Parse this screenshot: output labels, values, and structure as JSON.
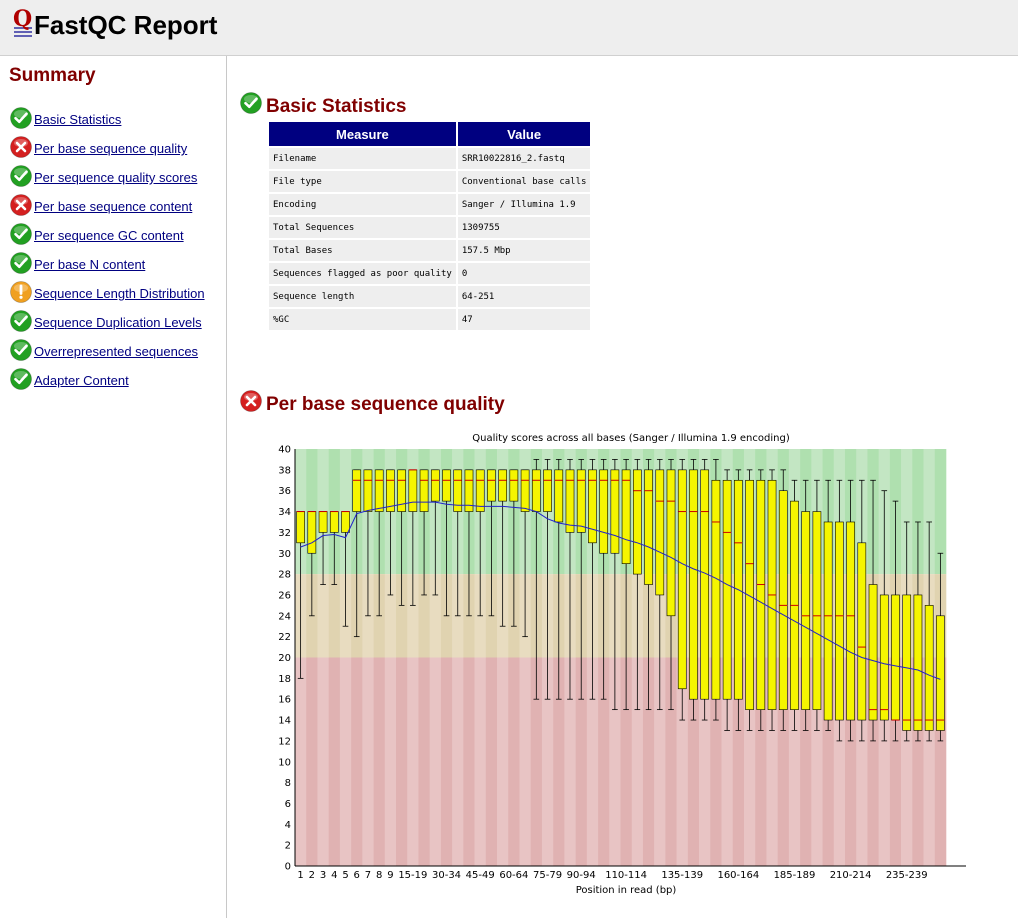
{
  "header": {
    "logo_letter": "Q",
    "title": "FastQC Report"
  },
  "summary": {
    "title": "Summary",
    "items": [
      {
        "label": "Basic Statistics",
        "status": "pass"
      },
      {
        "label": "Per base sequence quality",
        "status": "fail"
      },
      {
        "label": "Per sequence quality scores",
        "status": "pass"
      },
      {
        "label": "Per base sequence content",
        "status": "fail"
      },
      {
        "label": "Per sequence GC content",
        "status": "pass"
      },
      {
        "label": "Per base N content",
        "status": "pass"
      },
      {
        "label": "Sequence Length Distribution",
        "status": "warn"
      },
      {
        "label": "Sequence Duplication Levels",
        "status": "pass"
      },
      {
        "label": "Overrepresented sequences",
        "status": "pass"
      },
      {
        "label": "Adapter Content",
        "status": "pass"
      }
    ]
  },
  "status_colors": {
    "pass": "#22a022",
    "fail": "#d42020",
    "warn": "#f0a020"
  },
  "basic_statistics": {
    "title": "Basic Statistics",
    "status": "pass",
    "headers": [
      "Measure",
      "Value"
    ],
    "rows": [
      [
        "Filename",
        "SRR10022816_2.fastq"
      ],
      [
        "File type",
        "Conventional base calls"
      ],
      [
        "Encoding",
        "Sanger / Illumina 1.9"
      ],
      [
        "Total Sequences",
        "1309755"
      ],
      [
        "Total Bases",
        "157.5 Mbp"
      ],
      [
        "Sequences flagged as poor quality",
        "0"
      ],
      [
        "Sequence length",
        "64-251"
      ],
      [
        "%GC",
        "47"
      ]
    ]
  },
  "per_base_quality": {
    "title": "Per base sequence quality",
    "status": "fail"
  },
  "chart_data": {
    "type": "boxplot",
    "title": "Quality scores across all bases (Sanger / Illumina 1.9 encoding)",
    "xlabel": "Position in read (bp)",
    "ylabel": "",
    "ylim": [
      0,
      40
    ],
    "yticks": [
      0,
      2,
      4,
      6,
      8,
      10,
      12,
      14,
      16,
      18,
      20,
      22,
      24,
      26,
      28,
      30,
      32,
      34,
      36,
      38,
      40
    ],
    "zones": [
      {
        "from": 28,
        "to": 40,
        "colors": [
          "#c3e6c3",
          "#afe0af"
        ]
      },
      {
        "from": 20,
        "to": 28,
        "colors": [
          "#e8dcc0",
          "#e0d3b0"
        ]
      },
      {
        "from": 0,
        "to": 20,
        "colors": [
          "#e8c4c4",
          "#e0b2b2"
        ]
      }
    ],
    "box_color": "#f5f500",
    "median_color": "#cc0000",
    "mean_color": "#2020cc",
    "categories": [
      "1",
      "2",
      "3",
      "4",
      "5",
      "6",
      "7",
      "8",
      "9",
      "10-14",
      "15-19",
      "20-24",
      "25-29",
      "30-34",
      "35-39",
      "40-44",
      "45-49",
      "50-54",
      "55-59",
      "60-64",
      "65-69",
      "70-74",
      "75-79",
      "80-84",
      "85-89",
      "90-94",
      "95-99",
      "100-104",
      "105-109",
      "110-114",
      "115-119",
      "120-124",
      "125-129",
      "130-134",
      "135-139",
      "140-144",
      "145-149",
      "150-154",
      "155-159",
      "160-164",
      "165-169",
      "170-174",
      "175-179",
      "180-184",
      "185-189",
      "190-194",
      "195-199",
      "200-204",
      "205-209",
      "210-214",
      "215-219",
      "220-224",
      "225-229",
      "230-234",
      "235-239",
      "240-244",
      "245-249",
      "250-251"
    ],
    "shown_tick_labels": [
      "1",
      "2",
      "3",
      "4",
      "5",
      "6",
      "7",
      "8",
      "9",
      "15-19",
      "30-34",
      "45-49",
      "60-64",
      "75-79",
      "90-94",
      "110-114",
      "135-139",
      "160-164",
      "185-189",
      "210-214",
      "235-239"
    ],
    "median": [
      34,
      34,
      34,
      34,
      34,
      37,
      37,
      37,
      37,
      37,
      38,
      37,
      37,
      37,
      37,
      37,
      37,
      37,
      37,
      37,
      37,
      37,
      37,
      37,
      37,
      37,
      37,
      37,
      37,
      37,
      36,
      36,
      35,
      35,
      34,
      34,
      34,
      33,
      32,
      31,
      29,
      27,
      26,
      25,
      25,
      24,
      24,
      24,
      24,
      24,
      21,
      15,
      15,
      14,
      14,
      14,
      14,
      14
    ],
    "q1": [
      31,
      30,
      32,
      32,
      32,
      34,
      34,
      34,
      34,
      34,
      34,
      34,
      35,
      35,
      34,
      34,
      34,
      35,
      35,
      35,
      34,
      34,
      34,
      33,
      32,
      32,
      31,
      30,
      30,
      29,
      28,
      27,
      26,
      24,
      17,
      16,
      16,
      16,
      16,
      16,
      15,
      15,
      15,
      15,
      15,
      15,
      15,
      14,
      14,
      14,
      14,
      14,
      14,
      14,
      13,
      13,
      13,
      13
    ],
    "q3": [
      34,
      34,
      34,
      34,
      34,
      38,
      38,
      38,
      38,
      38,
      38,
      38,
      38,
      38,
      38,
      38,
      38,
      38,
      38,
      38,
      38,
      38,
      38,
      38,
      38,
      38,
      38,
      38,
      38,
      38,
      38,
      38,
      38,
      38,
      38,
      38,
      38,
      37,
      37,
      37,
      37,
      37,
      37,
      36,
      35,
      34,
      34,
      33,
      33,
      33,
      31,
      27,
      26,
      26,
      26,
      26,
      25,
      24
    ],
    "lower_whisker": [
      18,
      24,
      27,
      27,
      23,
      22,
      24,
      24,
      26,
      25,
      25,
      26,
      26,
      24,
      24,
      24,
      24,
      24,
      23,
      23,
      22,
      16,
      16,
      16,
      16,
      16,
      16,
      16,
      15,
      15,
      15,
      15,
      15,
      15,
      14,
      14,
      14,
      14,
      13,
      13,
      13,
      13,
      13,
      13,
      13,
      13,
      13,
      13,
      12,
      12,
      12,
      12,
      12,
      12,
      12,
      12,
      12,
      12
    ],
    "upper_whisker": [
      34,
      34,
      34,
      34,
      34,
      38,
      38,
      38,
      38,
      38,
      38,
      38,
      38,
      38,
      38,
      38,
      38,
      38,
      38,
      38,
      38,
      39,
      39,
      39,
      39,
      39,
      39,
      39,
      39,
      39,
      39,
      39,
      39,
      39,
      39,
      39,
      39,
      39,
      38,
      38,
      38,
      38,
      38,
      38,
      37,
      37,
      37,
      37,
      37,
      37,
      37,
      37,
      36,
      35,
      33,
      33,
      33,
      30
    ],
    "mean": [
      30.6,
      31.0,
      31.7,
      31.8,
      31.5,
      33.8,
      34.1,
      34.3,
      34.5,
      34.7,
      34.9,
      34.9,
      34.9,
      34.7,
      34.6,
      34.6,
      34.5,
      34.5,
      34.5,
      34.4,
      34.3,
      34.0,
      33.3,
      32.9,
      32.7,
      32.6,
      32.3,
      32.0,
      31.7,
      31.3,
      31.0,
      30.6,
      30.1,
      29.6,
      29.0,
      28.5,
      28.1,
      27.6,
      27.0,
      26.5,
      25.9,
      25.3,
      24.7,
      24.1,
      23.5,
      22.9,
      22.3,
      21.7,
      21.1,
      20.5,
      20.0,
      19.7,
      19.4,
      19.2,
      19.0,
      18.8,
      18.3,
      17.9
    ]
  }
}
------------------------------------------------------------------------
Say how many lines in this material hold "Sanger", and say nothing else.

2